## Objective
Check every line in the records below for the word "bend" and report how many have it, nothing more.
───
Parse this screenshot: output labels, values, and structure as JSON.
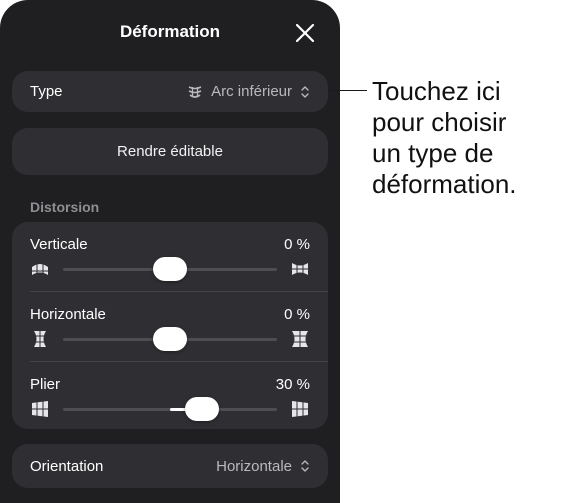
{
  "panel": {
    "title": "Déformation",
    "close_icon": "close-icon"
  },
  "type_row": {
    "label": "Type",
    "value": "Arc inférieur",
    "icon": "arc-warp-icon",
    "chevron": "up-down-chevron-icon"
  },
  "editable_button": {
    "label": "Rendre éditable"
  },
  "distortion": {
    "section_title": "Distorsion",
    "sliders": [
      {
        "label": "Verticale",
        "percent": "0 %",
        "value": 0,
        "icon_left": "vertical-compress-icon",
        "icon_right": "vertical-expand-icon"
      },
      {
        "label": "Horizontale",
        "percent": "0 %",
        "value": 0,
        "icon_left": "horizontal-compress-icon",
        "icon_right": "horizontal-expand-icon"
      },
      {
        "label": "Plier",
        "percent": "30 %",
        "value": 30,
        "icon_left": "bend-left-icon",
        "icon_right": "bend-right-icon"
      }
    ]
  },
  "orientation_row": {
    "label": "Orientation",
    "value": "Horizontale",
    "chevron": "up-down-chevron-icon"
  },
  "callout": {
    "lines": [
      "Touchez ici",
      "pour choisir",
      "un type de",
      "déformation."
    ]
  }
}
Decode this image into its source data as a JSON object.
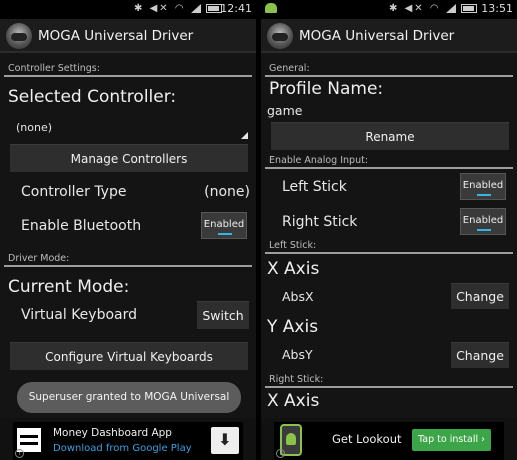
───
## Response to this exercise
2